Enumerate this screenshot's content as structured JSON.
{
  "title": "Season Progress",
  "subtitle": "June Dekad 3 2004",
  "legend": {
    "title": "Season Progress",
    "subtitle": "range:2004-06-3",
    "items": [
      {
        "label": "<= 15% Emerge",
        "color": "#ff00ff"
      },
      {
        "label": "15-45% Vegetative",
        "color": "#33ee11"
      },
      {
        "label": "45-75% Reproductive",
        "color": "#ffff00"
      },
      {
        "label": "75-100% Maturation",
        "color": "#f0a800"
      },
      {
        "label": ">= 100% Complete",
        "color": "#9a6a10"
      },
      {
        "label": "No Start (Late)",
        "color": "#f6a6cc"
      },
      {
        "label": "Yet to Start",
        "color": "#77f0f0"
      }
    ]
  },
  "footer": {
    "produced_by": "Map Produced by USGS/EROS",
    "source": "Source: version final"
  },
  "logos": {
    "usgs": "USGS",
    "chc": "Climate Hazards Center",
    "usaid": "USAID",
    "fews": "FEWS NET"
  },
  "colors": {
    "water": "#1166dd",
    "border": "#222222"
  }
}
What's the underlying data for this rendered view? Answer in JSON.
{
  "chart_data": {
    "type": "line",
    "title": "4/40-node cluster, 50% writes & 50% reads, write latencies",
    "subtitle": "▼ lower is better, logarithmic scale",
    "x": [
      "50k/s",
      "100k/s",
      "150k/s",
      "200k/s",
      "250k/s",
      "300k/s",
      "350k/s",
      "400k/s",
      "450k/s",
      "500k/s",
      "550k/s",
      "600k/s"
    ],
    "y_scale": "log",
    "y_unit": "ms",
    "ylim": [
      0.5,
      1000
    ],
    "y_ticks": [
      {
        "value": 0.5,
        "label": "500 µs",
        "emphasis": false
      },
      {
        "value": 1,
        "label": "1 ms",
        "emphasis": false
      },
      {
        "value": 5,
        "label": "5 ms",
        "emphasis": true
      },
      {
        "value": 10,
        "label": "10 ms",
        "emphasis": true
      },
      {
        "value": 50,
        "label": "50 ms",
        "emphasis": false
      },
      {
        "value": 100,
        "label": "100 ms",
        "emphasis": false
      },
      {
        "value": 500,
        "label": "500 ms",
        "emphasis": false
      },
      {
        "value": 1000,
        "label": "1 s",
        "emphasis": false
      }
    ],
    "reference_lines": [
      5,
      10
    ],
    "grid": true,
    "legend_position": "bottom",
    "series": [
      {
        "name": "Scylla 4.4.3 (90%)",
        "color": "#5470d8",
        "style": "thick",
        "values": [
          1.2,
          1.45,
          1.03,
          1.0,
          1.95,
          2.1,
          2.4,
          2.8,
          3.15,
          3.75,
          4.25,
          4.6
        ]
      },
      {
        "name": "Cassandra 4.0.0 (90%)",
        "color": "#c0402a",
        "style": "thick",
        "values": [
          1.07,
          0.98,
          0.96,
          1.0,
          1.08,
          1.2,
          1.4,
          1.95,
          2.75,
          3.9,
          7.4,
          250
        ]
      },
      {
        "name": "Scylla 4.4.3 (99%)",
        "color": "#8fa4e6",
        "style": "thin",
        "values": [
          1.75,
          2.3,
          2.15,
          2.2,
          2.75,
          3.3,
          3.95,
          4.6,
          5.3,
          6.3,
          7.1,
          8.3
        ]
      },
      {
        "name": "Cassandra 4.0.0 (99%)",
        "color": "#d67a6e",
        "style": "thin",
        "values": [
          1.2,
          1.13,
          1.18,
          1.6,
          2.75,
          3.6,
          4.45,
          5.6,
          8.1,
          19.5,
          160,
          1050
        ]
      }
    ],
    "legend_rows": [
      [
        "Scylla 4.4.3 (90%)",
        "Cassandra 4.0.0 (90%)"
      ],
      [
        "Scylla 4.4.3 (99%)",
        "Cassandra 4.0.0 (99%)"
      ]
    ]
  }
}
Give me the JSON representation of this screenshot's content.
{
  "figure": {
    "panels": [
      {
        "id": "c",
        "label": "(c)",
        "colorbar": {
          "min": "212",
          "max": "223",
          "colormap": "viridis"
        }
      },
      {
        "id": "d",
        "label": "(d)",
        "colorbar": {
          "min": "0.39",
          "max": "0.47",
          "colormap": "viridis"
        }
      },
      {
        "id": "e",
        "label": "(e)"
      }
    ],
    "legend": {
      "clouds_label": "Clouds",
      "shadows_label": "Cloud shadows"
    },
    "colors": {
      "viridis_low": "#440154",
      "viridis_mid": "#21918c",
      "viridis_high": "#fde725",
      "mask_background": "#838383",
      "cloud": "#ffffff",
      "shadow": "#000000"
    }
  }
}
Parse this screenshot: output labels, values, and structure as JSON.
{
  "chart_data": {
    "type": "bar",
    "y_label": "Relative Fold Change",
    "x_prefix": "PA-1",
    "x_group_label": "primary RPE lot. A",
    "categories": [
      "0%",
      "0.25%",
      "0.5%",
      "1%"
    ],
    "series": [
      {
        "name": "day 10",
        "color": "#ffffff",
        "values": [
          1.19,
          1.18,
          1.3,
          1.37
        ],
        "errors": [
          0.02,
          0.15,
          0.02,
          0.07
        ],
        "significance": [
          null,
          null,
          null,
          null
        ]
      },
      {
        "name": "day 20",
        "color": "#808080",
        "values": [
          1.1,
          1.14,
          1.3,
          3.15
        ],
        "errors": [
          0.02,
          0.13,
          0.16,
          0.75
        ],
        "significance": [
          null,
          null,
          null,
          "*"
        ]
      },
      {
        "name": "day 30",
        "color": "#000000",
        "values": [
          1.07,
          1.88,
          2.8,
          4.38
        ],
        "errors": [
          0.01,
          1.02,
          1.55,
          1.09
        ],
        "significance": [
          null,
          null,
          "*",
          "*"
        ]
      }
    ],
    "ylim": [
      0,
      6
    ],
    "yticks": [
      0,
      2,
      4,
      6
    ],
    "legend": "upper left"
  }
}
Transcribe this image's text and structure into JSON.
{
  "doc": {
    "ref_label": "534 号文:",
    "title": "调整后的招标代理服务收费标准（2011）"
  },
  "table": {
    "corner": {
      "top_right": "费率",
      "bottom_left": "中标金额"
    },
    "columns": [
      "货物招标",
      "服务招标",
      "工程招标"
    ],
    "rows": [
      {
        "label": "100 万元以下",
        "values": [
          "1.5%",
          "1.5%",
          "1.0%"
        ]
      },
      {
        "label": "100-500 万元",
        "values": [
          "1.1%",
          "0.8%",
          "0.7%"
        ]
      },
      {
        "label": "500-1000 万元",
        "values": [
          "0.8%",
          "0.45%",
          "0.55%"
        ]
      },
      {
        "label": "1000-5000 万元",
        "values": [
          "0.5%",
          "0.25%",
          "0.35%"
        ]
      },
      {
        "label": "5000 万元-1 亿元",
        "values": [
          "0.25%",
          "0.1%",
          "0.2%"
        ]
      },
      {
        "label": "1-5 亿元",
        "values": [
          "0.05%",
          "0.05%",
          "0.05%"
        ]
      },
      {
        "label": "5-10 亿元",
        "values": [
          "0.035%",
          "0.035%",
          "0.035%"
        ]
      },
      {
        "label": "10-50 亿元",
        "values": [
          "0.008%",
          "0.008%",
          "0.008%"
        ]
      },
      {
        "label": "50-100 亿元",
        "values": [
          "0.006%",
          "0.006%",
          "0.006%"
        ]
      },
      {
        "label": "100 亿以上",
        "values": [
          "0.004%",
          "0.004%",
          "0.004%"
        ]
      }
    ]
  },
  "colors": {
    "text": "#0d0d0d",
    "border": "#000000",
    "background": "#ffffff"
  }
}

====

== EXERCISE BRIEF ==
Return all of the data exactly as it reads.

== THE RESULT ==
Enumerate this screenshot's content as structured JSON.
{
  "title": "Season Progress",
  "subtitle": "June Dekad 3 2004",
  "legend": {
    "title": "Season Progress",
    "subtitle": "range:2004-06-3",
    "items": [
      {
        "label": "<= 15% Emerge",
        "color": "#ff00ff"
      },
      {
        "label": "15-45% Vegetative",
        "color": "#33ee11"
      },
      {
        "label": "45-75% Reproductive",
        "color": "#ffff00"
      },
      {
        "label": "75-100% Maturation",
        "color": "#f0a800"
      },
      {
        "label": ">= 100% Complete",
        "color": "#9a6a10"
      },
      {
        "label": "No Start (Late)",
        "color": "#f6a6cc"
      },
      {
        "label": "Yet to Start",
        "color": "#77f0f0"
      }
    ]
  },
  "footer": {
    "produced_by": "Map Produced by USGS/EROS",
    "source": "Source: version final"
  },
  "logos": {
    "usgs": "USGS",
    "chc": "Climate Hazards Center",
    "usaid": "USAID",
    "fews": "FEWS NET"
  },
  "colors": {
    "water": "#1166dd",
    "border": "#222222"
  }
}
What's the underlying data for this rendered view? Answer in JSON.
{
  "chart_data": {
    "type": "line",
    "title": "4/40-node cluster, 50% writes & 50% reads, write latencies",
    "subtitle": "▼ lower is better, logarithmic scale",
    "x": [
      "50k/s",
      "100k/s",
      "150k/s",
      "200k/s",
      "250k/s",
      "300k/s",
      "350k/s",
      "400k/s",
      "450k/s",
      "500k/s",
      "550k/s",
      "600k/s"
    ],
    "y_scale": "log",
    "y_unit": "ms",
    "ylim": [
      0.5,
      1000
    ],
    "y_ticks": [
      {
        "value": 0.5,
        "label": "500 µs",
        "emphasis": false
      },
      {
        "value": 1,
        "label": "1 ms",
        "emphasis": false
      },
      {
        "value": 5,
        "label": "5 ms",
        "emphasis": true
      },
      {
        "value": 10,
        "label": "10 ms",
        "emphasis": true
      },
      {
        "value": 50,
        "label": "50 ms",
        "emphasis": false
      },
      {
        "value": 100,
        "label": "100 ms",
        "emphasis": false
      },
      {
        "value": 500,
        "label": "500 ms",
        "emphasis": false
      },
      {
        "value": 1000,
        "label": "1 s",
        "emphasis": false
      }
    ],
    "reference_lines": [
      5,
      10
    ],
    "grid": true,
    "legend_position": "bottom",
    "series": [
      {
        "name": "Scylla 4.4.3 (90%)",
        "color": "#5470d8",
        "style": "thick",
        "values": [
          1.2,
          1.45,
          1.03,
          1.0,
          1.95,
          2.1,
          2.4,
          2.8,
          3.15,
          3.75,
          4.25,
          4.6
        ]
      },
      {
        "name": "Cassandra 4.0.0 (90%)",
        "color": "#c0402a",
        "style": "thick",
        "values": [
          1.07,
          0.98,
          0.96,
          1.0,
          1.08,
          1.2,
          1.4,
          1.95,
          2.75,
          3.9,
          7.4,
          250
        ]
      },
      {
        "name": "Scylla 4.4.3 (99%)",
        "color": "#8fa4e6",
        "style": "thin",
        "values": [
          1.75,
          2.3,
          2.15,
          2.2,
          2.75,
          3.3,
          3.95,
          4.6,
          5.3,
          6.3,
          7.1,
          8.3
        ]
      },
      {
        "name": "Cassandra 4.0.0 (99%)",
        "color": "#d67a6e",
        "style": "thin",
        "values": [
          1.2,
          1.13,
          1.18,
          1.6,
          2.75,
          3.6,
          4.45,
          5.6,
          8.1,
          19.5,
          160,
          1050
        ]
      }
    ],
    "legend_rows": [
      [
        "Scylla 4.4.3 (90%)",
        "Cassandra 4.0.0 (90%)"
      ],
      [
        "Scylla 4.4.3 (99%)",
        "Cassandra 4.0.0 (99%)"
      ]
    ]
  }
}
Give me the JSON representation of this screenshot's content.
{
  "figure": {
    "panels": [
      {
        "id": "c",
        "label": "(c)",
        "colorbar": {
          "min": "212",
          "max": "223",
          "colormap": "viridis"
        }
      },
      {
        "id": "d",
        "label": "(d)",
        "colorbar": {
          "min": "0.39",
          "max": "0.47",
          "colormap": "viridis"
        }
      },
      {
        "id": "e",
        "label": "(e)"
      }
    ],
    "legend": {
      "clouds_label": "Clouds",
      "shadows_label": "Cloud shadows"
    },
    "colors": {
      "viridis_low": "#440154",
      "viridis_mid": "#21918c",
      "viridis_high": "#fde725",
      "mask_background": "#838383",
      "cloud": "#ffffff",
      "shadow": "#000000"
    }
  }
}
Parse this screenshot: output labels, values, and structure as JSON.
{
  "chart_data": {
    "type": "bar",
    "y_label": "Relative Fold Change",
    "x_prefix": "PA-1",
    "x_group_label": "primary RPE lot. A",
    "categories": [
      "0%",
      "0.25%",
      "0.5%",
      "1%"
    ],
    "series": [
      {
        "name": "day 10",
        "color": "#ffffff",
        "values": [
          1.19,
          1.18,
          1.3,
          1.37
        ],
        "errors": [
          0.02,
          0.15,
          0.02,
          0.07
        ],
        "significance": [
          null,
          null,
          null,
          null
        ]
      },
      {
        "name": "day 20",
        "color": "#808080",
        "values": [
          1.1,
          1.14,
          1.3,
          3.15
        ],
        "errors": [
          0.02,
          0.13,
          0.16,
          0.75
        ],
        "significance": [
          null,
          null,
          null,
          "*"
        ]
      },
      {
        "name": "day 30",
        "color": "#000000",
        "values": [
          1.07,
          1.88,
          2.8,
          4.38
        ],
        "errors": [
          0.01,
          1.02,
          1.55,
          1.09
        ],
        "significance": [
          null,
          null,
          "*",
          "*"
        ]
      }
    ],
    "ylim": [
      0,
      6
    ],
    "yticks": [
      0,
      2,
      4,
      6
    ],
    "legend": "upper left"
  }
}
Transcribe this image's text and structure into JSON.
{
  "doc": {
    "ref_label": "534 号文:",
    "title": "调整后的招标代理服务收费标准（2011）"
  },
  "table": {
    "corner": {
      "top_right": "费率",
      "bottom_left": "中标金额"
    },
    "columns": [
      "货物招标",
      "服务招标",
      "工程招标"
    ],
    "rows": [
      {
        "label": "100 万元以下",
        "values": [
          "1.5%",
          "1.5%",
          "1.0%"
        ]
      },
      {
        "label": "100-500 万元",
        "values": [
          "1.1%",
          "0.8%",
          "0.7%"
        ]
      },
      {
        "label": "500-1000 万元",
        "values": [
          "0.8%",
          "0.45%",
          "0.55%"
        ]
      },
      {
        "label": "1000-5000 万元",
        "values": [
          "0.5%",
          "0.25%",
          "0.35%"
        ]
      },
      {
        "label": "5000 万元-1 亿元",
        "values": [
          "0.25%",
          "0.1%",
          "0.2%"
        ]
      },
      {
        "label": "1-5 亿元",
        "values": [
          "0.05%",
          "0.05%",
          "0.05%"
        ]
      },
      {
        "label": "5-10 亿元",
        "values": [
          "0.035%",
          "0.035%",
          "0.035%"
        ]
      },
      {
        "label": "10-50 亿元",
        "values": [
          "0.008%",
          "0.008%",
          "0.008%"
        ]
      },
      {
        "label": "50-100 亿元",
        "values": [
          "0.006%",
          "0.006%",
          "0.006%"
        ]
      },
      {
        "label": "100 亿以上",
        "values": [
          "0.004%",
          "0.004%",
          "0.004%"
        ]
      }
    ]
  },
  "colors": {
    "text": "#0d0d0d",
    "border": "#000000",
    "background": "#ffffff"
  }
}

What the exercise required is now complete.